[Data records]
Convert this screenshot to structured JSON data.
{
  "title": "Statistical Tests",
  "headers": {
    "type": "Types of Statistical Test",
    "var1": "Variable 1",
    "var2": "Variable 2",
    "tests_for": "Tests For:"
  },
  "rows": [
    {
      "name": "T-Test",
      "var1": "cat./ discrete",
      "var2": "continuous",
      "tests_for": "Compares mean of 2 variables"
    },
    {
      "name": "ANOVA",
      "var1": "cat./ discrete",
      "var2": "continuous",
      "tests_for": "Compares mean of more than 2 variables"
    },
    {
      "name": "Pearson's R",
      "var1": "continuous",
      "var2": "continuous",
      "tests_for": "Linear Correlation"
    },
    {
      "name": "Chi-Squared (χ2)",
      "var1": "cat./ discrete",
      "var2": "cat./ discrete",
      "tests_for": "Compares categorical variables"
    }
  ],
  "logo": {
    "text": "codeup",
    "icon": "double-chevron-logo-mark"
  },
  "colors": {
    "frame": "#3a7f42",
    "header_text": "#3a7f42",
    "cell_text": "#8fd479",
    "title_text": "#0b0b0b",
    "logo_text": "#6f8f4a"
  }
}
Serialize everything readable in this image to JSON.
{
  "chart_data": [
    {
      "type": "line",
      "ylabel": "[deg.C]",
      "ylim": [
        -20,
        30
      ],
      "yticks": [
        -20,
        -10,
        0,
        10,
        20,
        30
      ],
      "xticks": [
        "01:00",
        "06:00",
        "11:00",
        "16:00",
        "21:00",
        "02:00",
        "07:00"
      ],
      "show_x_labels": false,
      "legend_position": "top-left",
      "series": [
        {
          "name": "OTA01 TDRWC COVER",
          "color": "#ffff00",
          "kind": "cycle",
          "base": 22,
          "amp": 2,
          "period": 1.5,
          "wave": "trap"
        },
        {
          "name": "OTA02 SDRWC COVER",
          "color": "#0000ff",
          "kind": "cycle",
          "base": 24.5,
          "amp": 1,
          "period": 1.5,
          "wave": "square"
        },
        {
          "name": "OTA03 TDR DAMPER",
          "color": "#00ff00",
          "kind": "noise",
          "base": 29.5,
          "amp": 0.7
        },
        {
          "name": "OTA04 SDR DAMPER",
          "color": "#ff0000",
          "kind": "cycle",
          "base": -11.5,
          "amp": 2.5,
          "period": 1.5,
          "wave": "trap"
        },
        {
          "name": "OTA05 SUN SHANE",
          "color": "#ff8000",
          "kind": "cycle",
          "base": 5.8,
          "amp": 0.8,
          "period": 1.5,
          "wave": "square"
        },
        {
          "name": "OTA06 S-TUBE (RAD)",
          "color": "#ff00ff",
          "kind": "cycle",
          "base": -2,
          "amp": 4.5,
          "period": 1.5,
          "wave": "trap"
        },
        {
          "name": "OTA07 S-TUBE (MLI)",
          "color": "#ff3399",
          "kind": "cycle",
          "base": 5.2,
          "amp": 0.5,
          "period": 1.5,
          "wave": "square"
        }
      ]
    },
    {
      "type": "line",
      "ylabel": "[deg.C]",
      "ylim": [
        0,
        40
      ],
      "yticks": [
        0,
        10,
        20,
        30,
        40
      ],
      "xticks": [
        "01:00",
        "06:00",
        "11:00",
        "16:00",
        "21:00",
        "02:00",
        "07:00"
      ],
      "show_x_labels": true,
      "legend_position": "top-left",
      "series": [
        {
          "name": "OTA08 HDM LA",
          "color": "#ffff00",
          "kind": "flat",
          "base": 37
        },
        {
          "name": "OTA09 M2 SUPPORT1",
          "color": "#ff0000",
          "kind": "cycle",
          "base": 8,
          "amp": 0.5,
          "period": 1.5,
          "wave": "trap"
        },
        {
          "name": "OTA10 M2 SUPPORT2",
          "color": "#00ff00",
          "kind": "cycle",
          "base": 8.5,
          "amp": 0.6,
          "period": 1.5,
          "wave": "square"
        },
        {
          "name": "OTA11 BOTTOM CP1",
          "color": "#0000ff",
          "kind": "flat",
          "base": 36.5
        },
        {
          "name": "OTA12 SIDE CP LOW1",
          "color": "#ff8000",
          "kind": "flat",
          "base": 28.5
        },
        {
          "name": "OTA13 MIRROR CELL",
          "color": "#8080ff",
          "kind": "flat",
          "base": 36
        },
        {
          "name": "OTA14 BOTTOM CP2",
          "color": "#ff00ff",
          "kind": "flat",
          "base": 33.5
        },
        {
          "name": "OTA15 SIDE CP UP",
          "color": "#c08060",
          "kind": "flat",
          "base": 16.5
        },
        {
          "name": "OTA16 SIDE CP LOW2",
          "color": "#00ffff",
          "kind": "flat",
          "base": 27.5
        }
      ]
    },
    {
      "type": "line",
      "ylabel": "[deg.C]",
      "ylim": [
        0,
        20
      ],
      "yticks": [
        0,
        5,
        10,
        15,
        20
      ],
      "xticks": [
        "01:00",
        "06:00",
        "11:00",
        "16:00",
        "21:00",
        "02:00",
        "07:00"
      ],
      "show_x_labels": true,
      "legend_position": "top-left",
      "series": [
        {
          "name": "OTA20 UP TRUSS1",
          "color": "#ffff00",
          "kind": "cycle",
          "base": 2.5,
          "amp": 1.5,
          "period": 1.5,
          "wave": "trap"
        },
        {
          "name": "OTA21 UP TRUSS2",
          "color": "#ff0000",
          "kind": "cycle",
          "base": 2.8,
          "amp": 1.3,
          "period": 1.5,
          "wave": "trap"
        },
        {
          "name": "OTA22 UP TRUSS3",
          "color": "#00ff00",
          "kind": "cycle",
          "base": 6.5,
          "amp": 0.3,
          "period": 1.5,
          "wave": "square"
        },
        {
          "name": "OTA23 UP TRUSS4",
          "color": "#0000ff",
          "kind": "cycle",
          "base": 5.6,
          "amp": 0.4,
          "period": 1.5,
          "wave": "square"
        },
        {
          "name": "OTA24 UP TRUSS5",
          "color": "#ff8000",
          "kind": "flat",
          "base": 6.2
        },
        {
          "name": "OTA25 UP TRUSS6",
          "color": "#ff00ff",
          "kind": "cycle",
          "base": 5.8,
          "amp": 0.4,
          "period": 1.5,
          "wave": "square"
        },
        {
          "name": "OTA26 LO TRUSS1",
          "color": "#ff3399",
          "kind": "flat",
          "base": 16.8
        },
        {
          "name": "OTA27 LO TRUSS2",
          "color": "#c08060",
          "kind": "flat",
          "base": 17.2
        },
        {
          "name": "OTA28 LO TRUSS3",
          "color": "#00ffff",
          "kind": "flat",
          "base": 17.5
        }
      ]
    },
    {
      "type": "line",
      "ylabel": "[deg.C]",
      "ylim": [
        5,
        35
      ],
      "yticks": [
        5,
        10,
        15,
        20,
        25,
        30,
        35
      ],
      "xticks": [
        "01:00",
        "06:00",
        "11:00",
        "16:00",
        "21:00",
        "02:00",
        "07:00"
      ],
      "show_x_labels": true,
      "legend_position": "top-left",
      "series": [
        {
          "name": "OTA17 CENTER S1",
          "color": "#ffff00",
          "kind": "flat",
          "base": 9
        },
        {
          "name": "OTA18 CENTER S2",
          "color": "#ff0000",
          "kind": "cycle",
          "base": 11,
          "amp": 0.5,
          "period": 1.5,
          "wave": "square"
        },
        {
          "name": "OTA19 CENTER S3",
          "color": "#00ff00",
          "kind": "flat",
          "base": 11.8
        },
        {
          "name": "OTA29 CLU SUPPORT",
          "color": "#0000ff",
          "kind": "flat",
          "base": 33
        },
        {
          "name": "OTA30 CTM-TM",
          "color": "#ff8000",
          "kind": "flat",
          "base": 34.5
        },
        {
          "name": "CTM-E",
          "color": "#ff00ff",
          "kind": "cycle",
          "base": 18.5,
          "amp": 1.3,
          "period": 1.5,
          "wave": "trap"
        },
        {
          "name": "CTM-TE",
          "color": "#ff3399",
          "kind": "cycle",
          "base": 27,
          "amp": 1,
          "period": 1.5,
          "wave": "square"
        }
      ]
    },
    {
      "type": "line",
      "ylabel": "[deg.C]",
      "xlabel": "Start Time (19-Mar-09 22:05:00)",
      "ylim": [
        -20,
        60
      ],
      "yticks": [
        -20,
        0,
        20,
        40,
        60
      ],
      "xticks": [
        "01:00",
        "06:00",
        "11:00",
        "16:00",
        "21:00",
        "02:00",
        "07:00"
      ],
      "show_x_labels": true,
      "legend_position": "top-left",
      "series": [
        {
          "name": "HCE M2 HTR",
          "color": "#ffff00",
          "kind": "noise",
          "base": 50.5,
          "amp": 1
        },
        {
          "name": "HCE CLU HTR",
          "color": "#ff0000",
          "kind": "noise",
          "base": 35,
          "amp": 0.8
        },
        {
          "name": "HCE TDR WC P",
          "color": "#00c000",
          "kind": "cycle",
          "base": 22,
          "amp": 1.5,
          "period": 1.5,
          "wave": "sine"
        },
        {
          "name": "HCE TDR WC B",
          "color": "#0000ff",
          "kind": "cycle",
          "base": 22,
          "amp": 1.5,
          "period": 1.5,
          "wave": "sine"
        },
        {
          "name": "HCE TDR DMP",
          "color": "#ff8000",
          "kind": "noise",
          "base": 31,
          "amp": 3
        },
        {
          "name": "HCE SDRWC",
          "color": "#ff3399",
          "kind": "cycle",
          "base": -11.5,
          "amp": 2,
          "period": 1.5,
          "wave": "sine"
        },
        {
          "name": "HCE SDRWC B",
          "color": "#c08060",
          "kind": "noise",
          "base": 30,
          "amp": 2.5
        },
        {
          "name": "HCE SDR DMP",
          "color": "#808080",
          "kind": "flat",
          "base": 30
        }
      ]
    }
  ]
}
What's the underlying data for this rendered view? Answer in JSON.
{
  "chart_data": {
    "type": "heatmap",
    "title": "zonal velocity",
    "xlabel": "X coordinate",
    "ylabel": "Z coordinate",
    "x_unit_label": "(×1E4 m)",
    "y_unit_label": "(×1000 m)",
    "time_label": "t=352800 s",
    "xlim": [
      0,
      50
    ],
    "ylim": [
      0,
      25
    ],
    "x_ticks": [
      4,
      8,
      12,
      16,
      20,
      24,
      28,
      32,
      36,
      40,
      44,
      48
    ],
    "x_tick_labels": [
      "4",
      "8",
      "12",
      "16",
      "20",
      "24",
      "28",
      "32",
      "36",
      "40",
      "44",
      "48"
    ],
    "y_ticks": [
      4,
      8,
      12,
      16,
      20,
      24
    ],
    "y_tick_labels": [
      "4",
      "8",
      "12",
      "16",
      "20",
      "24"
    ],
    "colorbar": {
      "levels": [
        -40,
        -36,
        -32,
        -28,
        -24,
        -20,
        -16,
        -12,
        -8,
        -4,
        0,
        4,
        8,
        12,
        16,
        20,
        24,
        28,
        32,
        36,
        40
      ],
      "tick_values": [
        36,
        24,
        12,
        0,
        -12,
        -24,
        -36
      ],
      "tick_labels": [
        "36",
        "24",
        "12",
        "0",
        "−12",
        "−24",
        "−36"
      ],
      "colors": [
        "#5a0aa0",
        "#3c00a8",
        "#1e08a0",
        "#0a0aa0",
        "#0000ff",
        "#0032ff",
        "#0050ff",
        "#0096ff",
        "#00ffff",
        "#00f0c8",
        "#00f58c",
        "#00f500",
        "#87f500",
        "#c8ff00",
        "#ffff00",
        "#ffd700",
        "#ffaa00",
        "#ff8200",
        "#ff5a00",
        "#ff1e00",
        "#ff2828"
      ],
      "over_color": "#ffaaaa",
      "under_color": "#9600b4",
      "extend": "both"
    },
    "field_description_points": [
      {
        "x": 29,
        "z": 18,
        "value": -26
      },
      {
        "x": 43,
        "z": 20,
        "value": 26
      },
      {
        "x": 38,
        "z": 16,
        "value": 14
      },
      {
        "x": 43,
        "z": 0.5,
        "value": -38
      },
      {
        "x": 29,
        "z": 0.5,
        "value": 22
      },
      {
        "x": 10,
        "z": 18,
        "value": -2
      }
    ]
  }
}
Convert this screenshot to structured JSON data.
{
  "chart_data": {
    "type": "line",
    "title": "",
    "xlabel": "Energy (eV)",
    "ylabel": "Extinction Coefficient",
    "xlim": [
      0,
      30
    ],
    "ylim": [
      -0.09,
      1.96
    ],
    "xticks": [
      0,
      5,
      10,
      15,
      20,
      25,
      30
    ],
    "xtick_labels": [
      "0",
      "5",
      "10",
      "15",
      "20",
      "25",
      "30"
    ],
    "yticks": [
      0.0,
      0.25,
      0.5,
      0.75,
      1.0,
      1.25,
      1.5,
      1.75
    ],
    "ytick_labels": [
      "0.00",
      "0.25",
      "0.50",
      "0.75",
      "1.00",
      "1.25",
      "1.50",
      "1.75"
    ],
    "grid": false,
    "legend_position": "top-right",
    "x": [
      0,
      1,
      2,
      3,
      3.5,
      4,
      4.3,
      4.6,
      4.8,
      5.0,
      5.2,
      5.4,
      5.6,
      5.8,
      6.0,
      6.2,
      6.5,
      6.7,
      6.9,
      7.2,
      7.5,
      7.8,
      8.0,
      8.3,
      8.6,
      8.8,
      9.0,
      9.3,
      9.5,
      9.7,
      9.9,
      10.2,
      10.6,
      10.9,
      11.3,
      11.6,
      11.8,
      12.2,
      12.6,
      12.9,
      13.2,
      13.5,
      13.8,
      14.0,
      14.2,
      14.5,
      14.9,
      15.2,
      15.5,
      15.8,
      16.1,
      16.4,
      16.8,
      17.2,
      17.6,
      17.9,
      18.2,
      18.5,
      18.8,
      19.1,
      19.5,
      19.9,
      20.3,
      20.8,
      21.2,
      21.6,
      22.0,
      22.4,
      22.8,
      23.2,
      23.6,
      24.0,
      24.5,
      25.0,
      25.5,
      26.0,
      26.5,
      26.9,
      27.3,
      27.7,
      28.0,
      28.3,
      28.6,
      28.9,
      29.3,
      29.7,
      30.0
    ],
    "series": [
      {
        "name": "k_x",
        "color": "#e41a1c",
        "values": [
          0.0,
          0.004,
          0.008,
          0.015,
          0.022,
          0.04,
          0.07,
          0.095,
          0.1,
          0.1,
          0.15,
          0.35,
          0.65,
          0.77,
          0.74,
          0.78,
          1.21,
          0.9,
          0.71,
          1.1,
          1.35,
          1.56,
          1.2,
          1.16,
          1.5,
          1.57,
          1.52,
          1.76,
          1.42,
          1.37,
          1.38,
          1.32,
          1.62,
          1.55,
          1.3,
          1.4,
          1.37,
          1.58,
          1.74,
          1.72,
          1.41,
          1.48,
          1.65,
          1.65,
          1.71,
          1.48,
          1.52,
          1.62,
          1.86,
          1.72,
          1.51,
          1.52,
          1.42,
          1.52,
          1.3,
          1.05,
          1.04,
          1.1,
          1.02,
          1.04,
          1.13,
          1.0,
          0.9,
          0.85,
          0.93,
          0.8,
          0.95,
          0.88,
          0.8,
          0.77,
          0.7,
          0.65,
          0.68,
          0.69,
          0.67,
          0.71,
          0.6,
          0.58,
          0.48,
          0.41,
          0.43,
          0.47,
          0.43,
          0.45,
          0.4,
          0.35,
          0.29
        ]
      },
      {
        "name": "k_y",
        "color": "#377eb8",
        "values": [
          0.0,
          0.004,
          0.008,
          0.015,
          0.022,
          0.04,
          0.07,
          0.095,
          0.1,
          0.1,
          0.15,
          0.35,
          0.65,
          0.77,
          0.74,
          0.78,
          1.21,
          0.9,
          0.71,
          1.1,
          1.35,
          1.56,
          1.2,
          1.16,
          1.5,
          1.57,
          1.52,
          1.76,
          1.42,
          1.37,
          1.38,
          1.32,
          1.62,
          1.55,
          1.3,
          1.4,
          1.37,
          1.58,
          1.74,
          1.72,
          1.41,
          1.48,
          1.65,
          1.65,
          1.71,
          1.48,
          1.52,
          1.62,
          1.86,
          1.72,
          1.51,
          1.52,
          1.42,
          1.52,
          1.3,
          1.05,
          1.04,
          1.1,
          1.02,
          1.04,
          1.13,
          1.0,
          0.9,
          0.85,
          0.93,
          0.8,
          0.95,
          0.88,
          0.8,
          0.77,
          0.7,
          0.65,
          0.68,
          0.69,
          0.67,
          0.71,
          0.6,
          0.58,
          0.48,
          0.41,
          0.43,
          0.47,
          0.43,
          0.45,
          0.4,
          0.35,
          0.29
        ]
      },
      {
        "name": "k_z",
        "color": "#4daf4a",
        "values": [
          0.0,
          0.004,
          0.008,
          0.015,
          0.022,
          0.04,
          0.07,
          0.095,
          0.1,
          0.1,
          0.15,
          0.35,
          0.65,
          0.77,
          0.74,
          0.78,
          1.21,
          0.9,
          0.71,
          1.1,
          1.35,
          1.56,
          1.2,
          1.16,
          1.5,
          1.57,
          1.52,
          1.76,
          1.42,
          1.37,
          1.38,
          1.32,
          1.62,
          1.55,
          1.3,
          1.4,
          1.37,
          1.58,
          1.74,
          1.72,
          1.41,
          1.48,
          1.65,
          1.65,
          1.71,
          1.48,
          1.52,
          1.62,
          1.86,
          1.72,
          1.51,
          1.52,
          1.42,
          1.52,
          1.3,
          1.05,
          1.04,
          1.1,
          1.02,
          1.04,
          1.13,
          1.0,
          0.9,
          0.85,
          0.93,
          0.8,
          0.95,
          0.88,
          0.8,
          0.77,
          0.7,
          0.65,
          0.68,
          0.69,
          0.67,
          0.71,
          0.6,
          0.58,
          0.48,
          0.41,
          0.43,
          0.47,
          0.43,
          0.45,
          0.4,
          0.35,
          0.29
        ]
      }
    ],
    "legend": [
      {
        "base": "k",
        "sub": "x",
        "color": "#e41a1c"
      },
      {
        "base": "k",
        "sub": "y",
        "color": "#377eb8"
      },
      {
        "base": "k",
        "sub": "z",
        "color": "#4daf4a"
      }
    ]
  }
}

= PROMPT =
Select all lines with the word "JSON" from the entries above.

= EXPECTED ANSWER =
Convert this screenshot to structured JSON data.
Serialize everything readable in this image to JSON.
What's the underlying data for this rendered view? Answer in JSON.
Convert this screenshot to structured JSON data.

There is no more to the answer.